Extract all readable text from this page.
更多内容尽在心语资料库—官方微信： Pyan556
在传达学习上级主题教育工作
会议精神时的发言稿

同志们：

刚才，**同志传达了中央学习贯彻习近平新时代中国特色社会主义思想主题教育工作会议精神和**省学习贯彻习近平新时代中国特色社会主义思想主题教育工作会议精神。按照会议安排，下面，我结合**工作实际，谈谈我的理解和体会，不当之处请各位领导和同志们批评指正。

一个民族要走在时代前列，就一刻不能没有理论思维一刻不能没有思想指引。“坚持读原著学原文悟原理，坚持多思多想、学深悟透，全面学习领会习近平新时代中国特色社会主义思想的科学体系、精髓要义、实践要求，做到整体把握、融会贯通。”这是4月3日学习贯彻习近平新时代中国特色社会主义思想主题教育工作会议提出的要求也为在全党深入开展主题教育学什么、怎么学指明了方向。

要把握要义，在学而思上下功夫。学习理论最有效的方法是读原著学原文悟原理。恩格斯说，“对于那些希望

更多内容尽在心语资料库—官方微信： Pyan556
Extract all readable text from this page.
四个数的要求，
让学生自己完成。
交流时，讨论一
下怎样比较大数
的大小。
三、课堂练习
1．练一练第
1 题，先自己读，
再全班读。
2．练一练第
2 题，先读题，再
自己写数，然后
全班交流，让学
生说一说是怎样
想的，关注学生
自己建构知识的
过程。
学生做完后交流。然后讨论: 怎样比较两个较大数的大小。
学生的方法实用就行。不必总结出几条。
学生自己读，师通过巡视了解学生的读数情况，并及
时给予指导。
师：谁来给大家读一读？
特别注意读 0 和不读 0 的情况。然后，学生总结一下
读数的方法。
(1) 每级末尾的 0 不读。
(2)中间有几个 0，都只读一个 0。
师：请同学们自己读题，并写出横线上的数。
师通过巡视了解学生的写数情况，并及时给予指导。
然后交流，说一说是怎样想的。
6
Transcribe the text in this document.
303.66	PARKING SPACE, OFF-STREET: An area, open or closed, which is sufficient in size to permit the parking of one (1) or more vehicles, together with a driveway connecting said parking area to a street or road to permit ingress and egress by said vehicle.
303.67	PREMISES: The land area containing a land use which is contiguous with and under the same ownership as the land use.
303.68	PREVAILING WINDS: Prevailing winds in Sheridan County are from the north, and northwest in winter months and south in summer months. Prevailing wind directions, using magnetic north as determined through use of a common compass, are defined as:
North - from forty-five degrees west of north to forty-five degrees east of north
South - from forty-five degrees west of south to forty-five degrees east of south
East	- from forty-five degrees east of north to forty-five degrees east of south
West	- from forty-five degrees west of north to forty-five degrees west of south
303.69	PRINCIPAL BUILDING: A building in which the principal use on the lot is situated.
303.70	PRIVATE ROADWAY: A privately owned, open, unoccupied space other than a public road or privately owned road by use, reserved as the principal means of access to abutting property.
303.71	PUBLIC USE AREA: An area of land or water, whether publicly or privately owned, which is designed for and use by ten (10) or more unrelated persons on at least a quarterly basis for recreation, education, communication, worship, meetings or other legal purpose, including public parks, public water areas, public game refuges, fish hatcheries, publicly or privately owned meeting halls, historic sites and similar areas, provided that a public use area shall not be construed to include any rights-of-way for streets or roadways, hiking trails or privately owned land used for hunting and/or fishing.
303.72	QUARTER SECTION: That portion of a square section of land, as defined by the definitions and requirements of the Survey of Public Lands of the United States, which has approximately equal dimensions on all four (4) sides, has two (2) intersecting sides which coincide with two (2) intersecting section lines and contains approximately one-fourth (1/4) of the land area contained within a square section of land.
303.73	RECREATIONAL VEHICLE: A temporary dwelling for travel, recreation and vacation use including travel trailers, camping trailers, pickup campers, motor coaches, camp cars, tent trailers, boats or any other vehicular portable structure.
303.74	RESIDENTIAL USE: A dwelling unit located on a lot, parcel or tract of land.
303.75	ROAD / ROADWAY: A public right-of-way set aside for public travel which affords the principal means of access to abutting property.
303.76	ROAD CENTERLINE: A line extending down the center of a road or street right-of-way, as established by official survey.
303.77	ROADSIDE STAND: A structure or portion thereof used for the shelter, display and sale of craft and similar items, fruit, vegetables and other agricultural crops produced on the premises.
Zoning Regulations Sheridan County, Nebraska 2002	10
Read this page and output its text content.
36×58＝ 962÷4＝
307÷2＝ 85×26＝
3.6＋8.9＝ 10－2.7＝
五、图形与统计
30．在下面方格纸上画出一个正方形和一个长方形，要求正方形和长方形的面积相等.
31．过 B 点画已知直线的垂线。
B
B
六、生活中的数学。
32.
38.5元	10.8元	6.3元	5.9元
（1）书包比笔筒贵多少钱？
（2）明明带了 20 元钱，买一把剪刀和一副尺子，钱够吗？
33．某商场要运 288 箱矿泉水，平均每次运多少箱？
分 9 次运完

:::

EXERCISE DETAILS:
Each record above should be output again exactly.

RESPONSE FOR THIS EXERCISE:
Extract all readable text from this page.
更多内容尽在心语资料库—官方微信： Pyan556
在传达学习上级主题教育工作
会议精神时的发言稿

同志们：

刚才，**同志传达了中央学习贯彻习近平新时代中国特色社会主义思想主题教育工作会议精神和**省学习贯彻习近平新时代中国特色社会主义思想主题教育工作会议精神。按照会议安排，下面，我结合**工作实际，谈谈我的理解和体会，不当之处请各位领导和同志们批评指正。

一个民族要走在时代前列，就一刻不能没有理论思维一刻不能没有思想指引。“坚持读原著学原文悟原理，坚持多思多想、学深悟透，全面学习领会习近平新时代中国特色社会主义思想的科学体系、精髓要义、实践要求，做到整体把握、融会贯通。”这是4月3日学习贯彻习近平新时代中国特色社会主义思想主题教育工作会议提出的要求也为在全党深入开展主题教育学什么、怎么学指明了方向。

要把握要义，在学而思上下功夫。学习理论最有效的方法是读原著学原文悟原理。恩格斯说，“对于那些希望

更多内容尽在心语资料库—官方微信： Pyan556
Extract all readable text from this page.
四个数的要求，
让学生自己完成。
交流时，讨论一
下怎样比较大数
的大小。
三、课堂练习
1．练一练第
1 题，先自己读，
再全班读。
2．练一练第
2 题，先读题，再
自己写数，然后
全班交流，让学
生说一说是怎样
想的，关注学生
自己建构知识的
过程。
学生做完后交流。然后讨论: 怎样比较两个较大数的大小。
学生的方法实用就行。不必总结出几条。
学生自己读，师通过巡视了解学生的读数情况，并及
时给予指导。
师：谁来给大家读一读？
特别注意读 0 和不读 0 的情况。然后，学生总结一下
读数的方法。
(1) 每级末尾的 0 不读。
(2)中间有几个 0，都只读一个 0。
师：请同学们自己读题，并写出横线上的数。
师通过巡视了解学生的写数情况，并及时给予指导。
然后交流，说一说是怎样想的。
6
Transcribe the text in this document.
303.66	PARKING SPACE, OFF-STREET: An area, open or closed, which is sufficient in size to permit the parking of one (1) or more vehicles, together with a driveway connecting said parking area to a street or road to permit ingress and egress by said vehicle.
303.67	PREMISES: The land area containing a land use which is contiguous with and under the same ownership as the land use.
303.68	PREVAILING WINDS: Prevailing winds in Sheridan County are from the north, and northwest in winter months and south in summer months. Prevailing wind directions, using magnetic north as determined through use of a common compass, are defined as:
North - from forty-five degrees west of north to forty-five degrees east of north
South - from forty-five degrees west of south to forty-five degrees east of south
East	- from forty-five degrees east of north to forty-five degrees east of south
West	- from forty-five degrees west of north to forty-five degrees west of south
303.69	PRINCIPAL BUILDING: A building in which the principal use on the lot is situated.
303.70	PRIVATE ROADWAY: A privately owned, open, unoccupied space other than a public road or privately owned road by use, reserved as the principal means of access to abutting property.
303.71	PUBLIC USE AREA: An area of land or water, whether publicly or privately owned, which is designed for and use by ten (10) or more unrelated persons on at least a quarterly basis for recreation, education, communication, worship, meetings or other legal purpose, including public parks, public water areas, public game refuges, fish hatcheries, publicly or privately owned meeting halls, historic sites and similar areas, provided that a public use area shall not be construed to include any rights-of-way for streets or roadways, hiking trails or privately owned land used for hunting and/or fishing.
303.72	QUARTER SECTION: That portion of a square section of land, as defined by the definitions and requirements of the Survey of Public Lands of the United States, which has approximately equal dimensions on all four (4) sides, has two (2) intersecting sides which coincide with two (2) intersecting section lines and contains approximately one-fourth (1/4) of the land area contained within a square section of land.
303.73	RECREATIONAL VEHICLE: A temporary dwelling for travel, recreation and vacation use including travel trailers, camping trailers, pickup campers, motor coaches, camp cars, tent trailers, boats or any other vehicular portable structure.
303.74	RESIDENTIAL USE: A dwelling unit located on a lot, parcel or tract of land.
303.75	ROAD / ROADWAY: A public right-of-way set aside for public travel which affords the principal means of access to abutting property.
303.76	ROAD CENTERLINE: A line extending down the center of a road or street right-of-way, as established by official survey.
303.77	ROADSIDE STAND: A structure or portion thereof used for the shelter, display and sale of craft and similar items, fruit, vegetables and other agricultural crops produced on the premises.
Zoning Regulations Sheridan County, Nebraska 2002	10
Read this page and output its text content.
36×58＝ 962÷4＝
307÷2＝ 85×26＝
3.6＋8.9＝ 10－2.7＝
五、图形与统计
30．在下面方格纸上画出一个正方形和一个长方形，要求正方形和长方形的面积相等.
31．过 B 点画已知直线的垂线。
B
B
六、生活中的数学。
32.
38.5元	10.8元	6.3元	5.9元
（1）书包比笔筒贵多少钱？
（2）明明带了 20 元钱，买一把剪刀和一副尺子，钱够吗？
33．某商场要运 288 箱矿泉水，平均每次运多少箱？
分 9 次运完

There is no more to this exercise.